::: Records for this task
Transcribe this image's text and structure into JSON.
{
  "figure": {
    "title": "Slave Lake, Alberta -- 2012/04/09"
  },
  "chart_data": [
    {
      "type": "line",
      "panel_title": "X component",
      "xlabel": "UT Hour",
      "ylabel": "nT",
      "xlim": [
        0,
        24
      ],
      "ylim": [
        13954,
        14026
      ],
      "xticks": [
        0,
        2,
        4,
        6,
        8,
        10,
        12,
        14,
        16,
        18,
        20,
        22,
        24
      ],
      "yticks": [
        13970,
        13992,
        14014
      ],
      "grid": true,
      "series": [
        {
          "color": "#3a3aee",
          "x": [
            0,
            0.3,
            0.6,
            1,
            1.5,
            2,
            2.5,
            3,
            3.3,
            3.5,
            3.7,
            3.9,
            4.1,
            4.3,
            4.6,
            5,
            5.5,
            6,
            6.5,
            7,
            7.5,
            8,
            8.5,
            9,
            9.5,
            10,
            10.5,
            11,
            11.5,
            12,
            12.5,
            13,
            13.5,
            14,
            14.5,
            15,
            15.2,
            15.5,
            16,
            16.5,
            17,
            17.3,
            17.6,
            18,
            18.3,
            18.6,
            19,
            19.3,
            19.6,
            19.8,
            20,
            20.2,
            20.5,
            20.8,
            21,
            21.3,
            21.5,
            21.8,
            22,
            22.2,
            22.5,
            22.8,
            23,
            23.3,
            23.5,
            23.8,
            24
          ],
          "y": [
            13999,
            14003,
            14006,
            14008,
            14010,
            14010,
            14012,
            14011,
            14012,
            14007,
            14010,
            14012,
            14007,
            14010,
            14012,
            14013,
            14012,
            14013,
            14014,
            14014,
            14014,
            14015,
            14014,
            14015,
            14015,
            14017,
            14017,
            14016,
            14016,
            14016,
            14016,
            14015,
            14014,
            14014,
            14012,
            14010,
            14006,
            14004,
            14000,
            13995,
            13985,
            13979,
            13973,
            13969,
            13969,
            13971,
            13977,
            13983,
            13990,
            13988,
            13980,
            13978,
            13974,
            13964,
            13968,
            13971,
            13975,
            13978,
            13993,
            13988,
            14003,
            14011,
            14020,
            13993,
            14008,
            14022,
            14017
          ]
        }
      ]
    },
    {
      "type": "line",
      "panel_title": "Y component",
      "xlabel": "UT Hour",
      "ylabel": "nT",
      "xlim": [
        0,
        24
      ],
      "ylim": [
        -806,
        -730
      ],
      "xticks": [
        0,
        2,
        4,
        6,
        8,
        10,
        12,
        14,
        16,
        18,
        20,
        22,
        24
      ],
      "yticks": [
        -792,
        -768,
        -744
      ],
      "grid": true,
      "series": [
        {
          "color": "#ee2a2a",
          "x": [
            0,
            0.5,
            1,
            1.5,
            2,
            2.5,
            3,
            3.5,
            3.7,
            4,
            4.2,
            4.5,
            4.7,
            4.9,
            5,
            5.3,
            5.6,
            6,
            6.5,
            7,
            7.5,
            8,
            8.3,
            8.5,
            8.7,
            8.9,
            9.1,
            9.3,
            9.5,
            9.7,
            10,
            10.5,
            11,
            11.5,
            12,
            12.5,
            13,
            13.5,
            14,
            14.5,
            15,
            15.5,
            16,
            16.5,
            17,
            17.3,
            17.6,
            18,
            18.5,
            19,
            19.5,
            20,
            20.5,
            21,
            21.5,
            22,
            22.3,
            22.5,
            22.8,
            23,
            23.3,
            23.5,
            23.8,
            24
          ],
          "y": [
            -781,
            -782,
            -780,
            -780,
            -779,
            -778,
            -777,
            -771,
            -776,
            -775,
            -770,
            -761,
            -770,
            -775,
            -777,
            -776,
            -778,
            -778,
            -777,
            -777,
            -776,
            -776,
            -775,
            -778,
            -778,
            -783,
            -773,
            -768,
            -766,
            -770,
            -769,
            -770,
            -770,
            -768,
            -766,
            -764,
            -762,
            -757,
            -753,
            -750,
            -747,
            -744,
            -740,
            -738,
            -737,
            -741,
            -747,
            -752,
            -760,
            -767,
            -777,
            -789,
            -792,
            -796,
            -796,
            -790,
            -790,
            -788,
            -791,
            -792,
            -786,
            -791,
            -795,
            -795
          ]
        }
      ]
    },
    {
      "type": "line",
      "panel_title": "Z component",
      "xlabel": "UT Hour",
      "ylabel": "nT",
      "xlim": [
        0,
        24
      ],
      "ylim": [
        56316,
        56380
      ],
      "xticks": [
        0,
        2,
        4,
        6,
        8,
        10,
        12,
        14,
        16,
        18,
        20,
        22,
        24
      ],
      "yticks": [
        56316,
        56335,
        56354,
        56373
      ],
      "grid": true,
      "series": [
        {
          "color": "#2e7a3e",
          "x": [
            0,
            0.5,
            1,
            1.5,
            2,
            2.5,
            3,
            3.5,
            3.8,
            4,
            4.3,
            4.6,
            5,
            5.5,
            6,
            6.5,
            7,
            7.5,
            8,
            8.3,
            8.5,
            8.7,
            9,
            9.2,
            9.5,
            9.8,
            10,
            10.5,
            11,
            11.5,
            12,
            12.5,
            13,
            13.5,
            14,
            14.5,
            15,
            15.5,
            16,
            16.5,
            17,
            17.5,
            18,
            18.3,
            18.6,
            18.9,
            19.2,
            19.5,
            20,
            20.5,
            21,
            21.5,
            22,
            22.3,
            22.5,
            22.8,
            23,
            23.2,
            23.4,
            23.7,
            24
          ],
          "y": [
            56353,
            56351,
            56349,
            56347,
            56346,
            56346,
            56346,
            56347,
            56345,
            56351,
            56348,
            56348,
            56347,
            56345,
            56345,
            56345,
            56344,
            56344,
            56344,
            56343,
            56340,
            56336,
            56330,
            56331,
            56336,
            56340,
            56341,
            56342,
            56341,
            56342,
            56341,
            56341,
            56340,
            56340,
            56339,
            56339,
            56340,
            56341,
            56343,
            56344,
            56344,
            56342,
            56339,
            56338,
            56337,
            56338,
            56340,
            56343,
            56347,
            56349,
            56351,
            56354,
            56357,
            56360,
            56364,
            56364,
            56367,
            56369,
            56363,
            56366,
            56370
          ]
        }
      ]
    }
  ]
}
::::::
Please output the entries above, every line exactly as it reads.

Transcribe this image's text and structure into JSON.
{
  "figure": {
    "title": "Slave Lake, Alberta -- 2012/04/09"
  },
  "chart_data": [
    {
      "type": "line",
      "panel_title": "X component",
      "xlabel": "UT Hour",
      "ylabel": "nT",
      "xlim": [
        0,
        24
      ],
      "ylim": [
        13954,
        14026
      ],
      "xticks": [
        0,
        2,
        4,
        6,
        8,
        10,
        12,
        14,
        16,
        18,
        20,
        22,
        24
      ],
      "yticks": [
        13970,
        13992,
        14014
      ],
      "grid": true,
      "series": [
        {
          "color": "#3a3aee",
          "x": [
            0,
            0.3,
            0.6,
            1,
            1.5,
            2,
            2.5,
            3,
            3.3,
            3.5,
            3.7,
            3.9,
            4.1,
            4.3,
            4.6,
            5,
            5.5,
            6,
            6.5,
            7,
            7.5,
            8,
            8.5,
            9,
            9.5,
            10,
            10.5,
            11,
            11.5,
            12,
            12.5,
            13,
            13.5,
            14,
            14.5,
            15,
            15.2,
            15.5,
            16,
            16.5,
            17,
            17.3,
            17.6,
            18,
            18.3,
            18.6,
            19,
            19.3,
            19.6,
            19.8,
            20,
            20.2,
            20.5,
            20.8,
            21,
            21.3,
            21.5,
            21.8,
            22,
            22.2,
            22.5,
            22.8,
            23,
            23.3,
            23.5,
            23.8,
            24
          ],
          "y": [
            13999,
            14003,
            14006,
            14008,
            14010,
            14010,
            14012,
            14011,
            14012,
            14007,
            14010,
            14012,
            14007,
            14010,
            14012,
            14013,
            14012,
            14013,
            14014,
            14014,
            14014,
            14015,
            14014,
            14015,
            14015,
            14017,
            14017,
            14016,
            14016,
            14016,
            14016,
            14015,
            14014,
            14014,
            14012,
            14010,
            14006,
            14004,
            14000,
            13995,
            13985,
            13979,
            13973,
            13969,
            13969,
            13971,
            13977,
            13983,
            13990,
            13988,
            13980,
            13978,
            13974,
            13964,
            13968,
            13971,
            13975,
            13978,
            13993,
            13988,
            14003,
            14011,
            14020,
            13993,
            14008,
            14022,
            14017
          ]
        }
      ]
    },
    {
      "type": "line",
      "panel_title": "Y component",
      "xlabel": "UT Hour",
      "ylabel": "nT",
      "xlim": [
        0,
        24
      ],
      "ylim": [
        -806,
        -730
      ],
      "xticks": [
        0,
        2,
        4,
        6,
        8,
        10,
        12,
        14,
        16,
        18,
        20,
        22,
        24
      ],
      "yticks": [
        -792,
        -768,
        -744
      ],
      "grid": true,
      "series": [
        {
          "color": "#ee2a2a",
          "x": [
            0,
            0.5,
            1,
            1.5,
            2,
            2.5,
            3,
            3.5,
            3.7,
            4,
            4.2,
            4.5,
            4.7,
            4.9,
            5,
            5.3,
            5.6,
            6,
            6.5,
            7,
            7.5,
            8,
            8.3,
            8.5,
            8.7,
            8.9,
            9.1,
            9.3,
            9.5,
            9.7,
            10,
            10.5,
            11,
            11.5,
            12,
            12.5,
            13,
            13.5,
            14,
            14.5,
            15,
            15.5,
            16,
            16.5,
            17,
            17.3,
            17.6,
            18,
            18.5,
            19,
            19.5,
            20,
            20.5,
            21,
            21.5,
            22,
            22.3,
            22.5,
            22.8,
            23,
            23.3,
            23.5,
            23.8,
            24
          ],
          "y": [
            -781,
            -782,
            -780,
            -780,
            -779,
            -778,
            -777,
            -771,
            -776,
            -775,
            -770,
            -761,
            -770,
            -775,
            -777,
            -776,
            -778,
            -778,
            -777,
            -777,
            -776,
            -776,
            -775,
            -778,
            -778,
            -783,
            -773,
            -768,
            -766,
            -770,
            -769,
            -770,
            -770,
            -768,
            -766,
            -764,
            -762,
            -757,
            -753,
            -750,
            -747,
            -744,
            -740,
            -738,
            -737,
            -741,
            -747,
            -752,
            -760,
            -767,
            -777,
            -789,
            -792,
            -796,
            -796,
            -790,
            -790,
            -788,
            -791,
            -792,
            -786,
            -791,
            -795,
            -795
          ]
        }
      ]
    },
    {
      "type": "line",
      "panel_title": "Z component",
      "xlabel": "UT Hour",
      "ylabel": "nT",
      "xlim": [
        0,
        24
      ],
      "ylim": [
        56316,
        56380
      ],
      "xticks": [
        0,
        2,
        4,
        6,
        8,
        10,
        12,
        14,
        16,
        18,
        20,
        22,
        24
      ],
      "yticks": [
        56316,
        56335,
        56354,
        56373
      ],
      "grid": true,
      "series": [
        {
          "color": "#2e7a3e",
          "x": [
            0,
            0.5,
            1,
            1.5,
            2,
            2.5,
            3,
            3.5,
            3.8,
            4,
            4.3,
            4.6,
            5,
            5.5,
            6,
            6.5,
            7,
            7.5,
            8,
            8.3,
            8.5,
            8.7,
            9,
            9.2,
            9.5,
            9.8,
            10,
            10.5,
            11,
            11.5,
            12,
            12.5,
            13,
            13.5,
            14,
            14.5,
            15,
            15.5,
            16,
            16.5,
            17,
            17.5,
            18,
            18.3,
            18.6,
            18.9,
            19.2,
            19.5,
            20,
            20.5,
            21,
            21.5,
            22,
            22.3,
            22.5,
            22.8,
            23,
            23.2,
            23.4,
            23.7,
            24
          ],
          "y": [
            56353,
            56351,
            56349,
            56347,
            56346,
            56346,
            56346,
            56347,
            56345,
            56351,
            56348,
            56348,
            56347,
            56345,
            56345,
            56345,
            56344,
            56344,
            56344,
            56343,
            56340,
            56336,
            56330,
            56331,
            56336,
            56340,
            56341,
            56342,
            56341,
            56342,
            56341,
            56341,
            56340,
            56340,
            56339,
            56339,
            56340,
            56341,
            56343,
            56344,
            56344,
            56342,
            56339,
            56338,
            56337,
            56338,
            56340,
            56343,
            56347,
            56349,
            56351,
            56354,
            56357,
            56360,
            56364,
            56364,
            56367,
            56369,
            56363,
            56366,
            56370
          ]
        }
      ]
    }
  ]
}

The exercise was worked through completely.